Vos tâches:
a. D'après l'extrait sur Voltaire, pourquoi l'entrée à l'Académie française était-elle importante pour lui ?
b. Répondez à ces questions à partir de l'extrait sur Voltaire :
(i) En quelle année Voltaire se rend-il à Potsdam ?
(ii) Qui a mis en musique La Princesse de Navarre ?
(iii) Qui remporte le fauteuil du cardinal de Fleury ?
==== Extrait du texte
Deux tentations viennent alors troubler les ermites de Cirey : Frédéric II de Prusse et l’Académie française en sont causes. Frédéric II, fils du « roi-sergent », est un grand admirateur de Voltaire. Écrivain lui-même, désireux de rassembler à sa cour les gloires intellectuelles de son temps, il veut y attirer Voltaire. Il lui écrit, lui propose d’entrer à son service, de quoi tenter Voltaire, le proscrit de Versailles. Malgré l’opposition d’Émilie, Voltaire se rend à Potsdam en 1740 pour un bref séjour. Il a espéré faire de cette visite une mission diplomatique, ayant fait miroiter à la cour, qu’ami du roi de Prusse, il pourrait être un intermédiaire utile entre Versailles et Berlin alors que s’ouvre la succession d’Autriche, annonciatrice de la guerre de Sept Ans. Projet manqué, Voltaire a agacé Frédéric II en le harcelant de questions politiques. Mais il l’a intéressé à sa tragédie Mahomet, qu’il lui a fait lire et qui va remporter en France un immense succès. Cette charge contre le fanatisme d’un imposteur, d’un faux prophète, sera de plus bien accueillie par la censure et les dévots à la suite d’un malentendu. Ils n’ont vu dans Mahomet que le procès du fanatisme de l’Islam et non une dénonciation de l’intolérance et de la tartuferie de toutes les religions. Ce succès encourage Voltaire à se lancer dans l’aventure académique, importante pour lui car il espère qu’admis dans un corps protégé par le Roi, il sera à l’abri de l’arbitraire du pouvoir. Il échoua à sa première tentative devant Marivaux, catholique fervent, apprécié par une Académie où dominent les dévots. Un deuxième échec au fauteuil du cardinal de Fleury, remporté par Mgr de Luynes, le convainc qu’il lui faut, pour être élu, l’appui de Versailles. Une chance lui est alors donnée. On lui propose d’écrire une comédie-ballet pour le mariage du Dauphin avec l’infante d’Espagne. Ce sera La Princesse de Navarre, mise en musique par Rameau. Elle est présentée à Versailles. Le roi est si satisfait qu’il se dit prêt à répondre aux demandes de Voltaire. Que demande Voltaire ? « Des guenilles, la charge honorifique de gentilhomme ordinaire du roi et le titre d’historiographe. » Le roi les lui accorde et lui donne une pension de surcroît.
========
==== Données fournies
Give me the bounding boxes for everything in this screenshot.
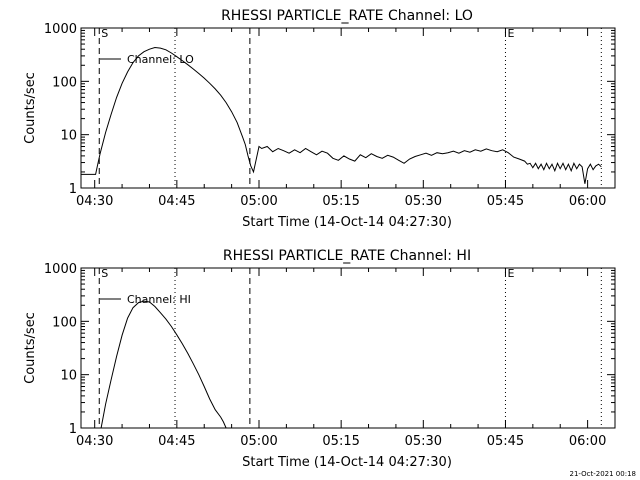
========
Solutions par tâche:
a. Il espérait qu'une fois admis dans un corps protégé par le Roi, il serait à l'abri de l'arbitraire du pouvoir.

b.
(i) En 1740.
(ii) Rameau.
(iii) Mgr de Luynes.